#### INPUT MATERIAL
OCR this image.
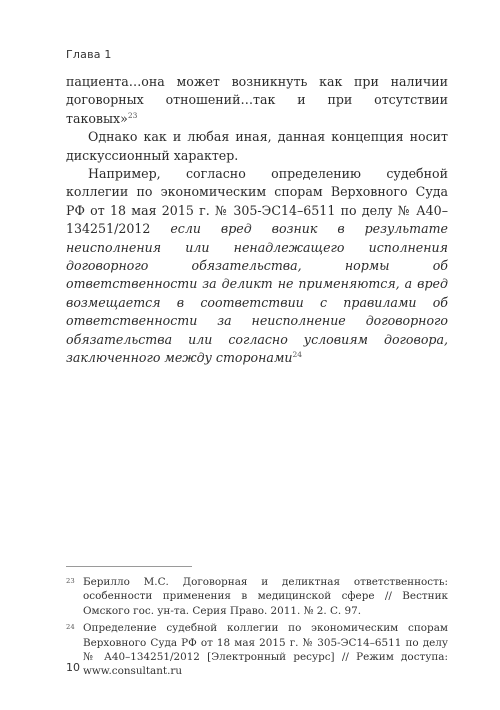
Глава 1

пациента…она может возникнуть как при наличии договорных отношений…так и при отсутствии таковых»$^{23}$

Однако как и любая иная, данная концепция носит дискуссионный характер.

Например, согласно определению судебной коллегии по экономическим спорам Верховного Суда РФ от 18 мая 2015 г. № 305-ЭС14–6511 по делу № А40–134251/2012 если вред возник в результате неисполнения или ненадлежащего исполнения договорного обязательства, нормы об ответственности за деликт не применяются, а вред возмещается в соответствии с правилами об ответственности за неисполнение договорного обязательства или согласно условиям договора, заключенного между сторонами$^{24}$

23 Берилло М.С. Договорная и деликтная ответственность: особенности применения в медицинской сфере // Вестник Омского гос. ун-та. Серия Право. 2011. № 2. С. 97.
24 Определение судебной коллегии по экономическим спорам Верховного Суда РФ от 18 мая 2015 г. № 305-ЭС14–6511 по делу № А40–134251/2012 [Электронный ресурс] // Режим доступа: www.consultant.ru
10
########
**GIVEN EXERCISE**
Are you able to set down all the lines above exactly, without any pictures?

**SOLUTION BELOW**
OCR this image.
Глава 1

пациента…она может возникнуть как при наличии договорных отношений…так и при отсутствии таковых»$^{23}$

Однако как и любая иная, данная концепция носит дискуссионный характер.

Например, согласно определению судебной коллегии по экономическим спорам Верховного Суда РФ от 18 мая 2015 г. № 305-ЭС14–6511 по делу № А40–134251/2012 если вред возник в результате неисполнения или ненадлежащего исполнения договорного обязательства, нормы об ответственности за деликт не применяются, а вред возмещается в соответствии с правилами об ответственности за неисполнение договорного обязательства или согласно условиям договора, заключенного между сторонами$^{24}$

23 Берилло М.С. Договорная и деликтная ответственность: особенности применения в медицинской сфере // Вестник Омского гос. ун-та. Серия Право. 2011. № 2. С. 97.
24 Определение судебной коллегии по экономическим спорам Верховного Суда РФ от 18 мая 2015 г. № 305-ЭС14–6511 по делу № А40–134251/2012 [Электронный ресурс] // Режим доступа: www.consultant.ru
10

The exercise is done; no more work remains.